### Work required:
Report every line in the listing that contains the string "Output".

### Data rows:
- - - - - - -

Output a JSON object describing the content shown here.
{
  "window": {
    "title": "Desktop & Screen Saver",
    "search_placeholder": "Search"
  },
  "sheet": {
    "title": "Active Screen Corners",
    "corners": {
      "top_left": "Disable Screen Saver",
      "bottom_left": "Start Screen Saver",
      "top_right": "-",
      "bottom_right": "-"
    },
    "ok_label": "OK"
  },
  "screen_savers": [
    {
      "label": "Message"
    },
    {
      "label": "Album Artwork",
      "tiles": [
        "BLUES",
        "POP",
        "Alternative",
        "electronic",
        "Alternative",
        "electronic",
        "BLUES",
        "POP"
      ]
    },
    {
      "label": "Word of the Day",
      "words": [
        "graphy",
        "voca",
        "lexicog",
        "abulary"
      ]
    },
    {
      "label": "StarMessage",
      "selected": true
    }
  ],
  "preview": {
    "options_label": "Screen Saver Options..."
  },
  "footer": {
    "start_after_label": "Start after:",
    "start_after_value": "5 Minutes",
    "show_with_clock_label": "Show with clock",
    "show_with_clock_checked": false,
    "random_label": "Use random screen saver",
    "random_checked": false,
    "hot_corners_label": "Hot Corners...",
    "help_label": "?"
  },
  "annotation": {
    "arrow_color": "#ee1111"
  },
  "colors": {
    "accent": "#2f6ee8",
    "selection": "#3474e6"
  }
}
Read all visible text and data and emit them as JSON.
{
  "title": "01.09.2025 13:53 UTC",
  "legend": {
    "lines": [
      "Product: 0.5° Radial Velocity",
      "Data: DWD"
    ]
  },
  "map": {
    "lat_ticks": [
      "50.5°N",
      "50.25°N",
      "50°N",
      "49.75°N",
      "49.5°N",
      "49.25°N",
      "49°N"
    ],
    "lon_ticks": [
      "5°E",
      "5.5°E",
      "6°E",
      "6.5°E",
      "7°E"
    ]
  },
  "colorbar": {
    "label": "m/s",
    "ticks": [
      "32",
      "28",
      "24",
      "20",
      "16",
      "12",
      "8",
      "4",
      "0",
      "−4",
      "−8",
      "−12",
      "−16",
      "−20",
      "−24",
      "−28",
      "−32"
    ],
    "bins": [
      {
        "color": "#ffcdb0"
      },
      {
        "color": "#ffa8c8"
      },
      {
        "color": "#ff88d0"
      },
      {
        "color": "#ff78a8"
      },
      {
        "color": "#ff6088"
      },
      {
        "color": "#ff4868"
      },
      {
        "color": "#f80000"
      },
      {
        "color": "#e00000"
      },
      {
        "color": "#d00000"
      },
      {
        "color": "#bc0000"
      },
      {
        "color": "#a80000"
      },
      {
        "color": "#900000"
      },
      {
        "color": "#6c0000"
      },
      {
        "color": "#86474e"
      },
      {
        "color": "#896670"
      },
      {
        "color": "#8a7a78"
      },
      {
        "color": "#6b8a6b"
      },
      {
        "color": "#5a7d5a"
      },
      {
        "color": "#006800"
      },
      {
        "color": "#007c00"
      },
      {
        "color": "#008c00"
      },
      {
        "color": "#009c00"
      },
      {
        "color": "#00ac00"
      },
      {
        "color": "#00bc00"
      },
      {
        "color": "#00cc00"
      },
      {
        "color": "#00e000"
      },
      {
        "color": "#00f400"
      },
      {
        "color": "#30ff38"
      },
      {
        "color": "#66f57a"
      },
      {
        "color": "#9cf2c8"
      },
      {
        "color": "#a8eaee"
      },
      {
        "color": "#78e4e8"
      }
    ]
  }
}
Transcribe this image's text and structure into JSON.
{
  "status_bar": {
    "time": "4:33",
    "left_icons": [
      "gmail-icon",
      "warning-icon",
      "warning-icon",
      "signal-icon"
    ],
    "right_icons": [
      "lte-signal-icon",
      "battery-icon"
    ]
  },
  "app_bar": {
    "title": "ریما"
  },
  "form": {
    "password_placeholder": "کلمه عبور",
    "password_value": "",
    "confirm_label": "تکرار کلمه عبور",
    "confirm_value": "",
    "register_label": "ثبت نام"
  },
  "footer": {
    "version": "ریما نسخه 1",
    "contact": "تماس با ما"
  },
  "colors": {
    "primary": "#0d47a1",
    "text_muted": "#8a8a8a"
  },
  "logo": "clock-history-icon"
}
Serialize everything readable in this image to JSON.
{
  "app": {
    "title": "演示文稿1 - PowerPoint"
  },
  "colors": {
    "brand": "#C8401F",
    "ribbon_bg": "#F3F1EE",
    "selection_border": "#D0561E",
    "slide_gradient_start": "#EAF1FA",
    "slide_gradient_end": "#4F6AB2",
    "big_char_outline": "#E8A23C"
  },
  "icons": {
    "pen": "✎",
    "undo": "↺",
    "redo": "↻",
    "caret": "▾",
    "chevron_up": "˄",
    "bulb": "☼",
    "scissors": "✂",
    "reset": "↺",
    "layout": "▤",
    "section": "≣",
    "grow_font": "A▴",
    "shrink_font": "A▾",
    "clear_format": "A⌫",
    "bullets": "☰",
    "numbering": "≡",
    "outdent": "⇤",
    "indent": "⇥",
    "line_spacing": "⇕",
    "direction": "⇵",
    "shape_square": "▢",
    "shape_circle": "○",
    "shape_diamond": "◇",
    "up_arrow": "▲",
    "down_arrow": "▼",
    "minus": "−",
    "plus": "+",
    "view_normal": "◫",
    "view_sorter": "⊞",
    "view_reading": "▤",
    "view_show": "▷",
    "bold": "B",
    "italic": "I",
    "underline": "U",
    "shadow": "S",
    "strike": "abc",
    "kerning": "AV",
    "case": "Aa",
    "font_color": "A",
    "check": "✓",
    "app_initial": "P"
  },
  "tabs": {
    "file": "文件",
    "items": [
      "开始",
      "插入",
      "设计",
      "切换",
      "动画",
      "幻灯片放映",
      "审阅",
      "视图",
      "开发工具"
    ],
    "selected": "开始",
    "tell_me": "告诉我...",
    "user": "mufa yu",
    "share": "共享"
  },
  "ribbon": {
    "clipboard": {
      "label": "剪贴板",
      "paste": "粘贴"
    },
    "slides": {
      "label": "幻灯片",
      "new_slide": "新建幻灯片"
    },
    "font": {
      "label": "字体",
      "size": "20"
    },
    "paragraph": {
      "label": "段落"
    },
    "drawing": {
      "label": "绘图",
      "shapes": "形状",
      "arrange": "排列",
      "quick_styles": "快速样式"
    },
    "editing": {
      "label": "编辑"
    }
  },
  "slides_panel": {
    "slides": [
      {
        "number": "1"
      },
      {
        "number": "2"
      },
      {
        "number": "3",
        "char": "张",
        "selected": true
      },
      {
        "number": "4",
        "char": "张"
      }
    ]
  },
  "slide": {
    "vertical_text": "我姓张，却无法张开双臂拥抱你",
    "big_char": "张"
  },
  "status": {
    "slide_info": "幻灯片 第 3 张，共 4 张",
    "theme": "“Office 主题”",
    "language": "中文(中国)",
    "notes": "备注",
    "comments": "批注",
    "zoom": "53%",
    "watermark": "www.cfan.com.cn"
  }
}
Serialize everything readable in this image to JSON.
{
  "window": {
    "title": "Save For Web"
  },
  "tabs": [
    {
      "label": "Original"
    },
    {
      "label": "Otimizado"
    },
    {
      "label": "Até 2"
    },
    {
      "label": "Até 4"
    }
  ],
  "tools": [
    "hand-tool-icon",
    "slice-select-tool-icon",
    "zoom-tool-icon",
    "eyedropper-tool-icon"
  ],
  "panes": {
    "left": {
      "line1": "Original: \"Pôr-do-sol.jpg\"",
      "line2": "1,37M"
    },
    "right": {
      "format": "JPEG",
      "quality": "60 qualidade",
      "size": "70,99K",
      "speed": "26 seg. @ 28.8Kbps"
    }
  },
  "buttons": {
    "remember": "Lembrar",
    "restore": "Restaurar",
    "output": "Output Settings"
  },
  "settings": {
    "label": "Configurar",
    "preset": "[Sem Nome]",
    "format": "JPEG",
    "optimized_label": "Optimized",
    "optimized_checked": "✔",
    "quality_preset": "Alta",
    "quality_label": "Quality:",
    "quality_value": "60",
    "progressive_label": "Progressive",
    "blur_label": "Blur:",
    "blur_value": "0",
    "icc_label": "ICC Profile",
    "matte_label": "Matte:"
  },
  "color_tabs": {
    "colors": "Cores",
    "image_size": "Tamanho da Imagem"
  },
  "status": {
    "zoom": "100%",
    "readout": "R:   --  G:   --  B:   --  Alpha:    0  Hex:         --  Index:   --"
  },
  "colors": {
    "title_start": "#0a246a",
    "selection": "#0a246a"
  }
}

- - - - - - -

### Solution to the exercise:
Output a JSON object describing the content shown here.
    "output": "Output Settings"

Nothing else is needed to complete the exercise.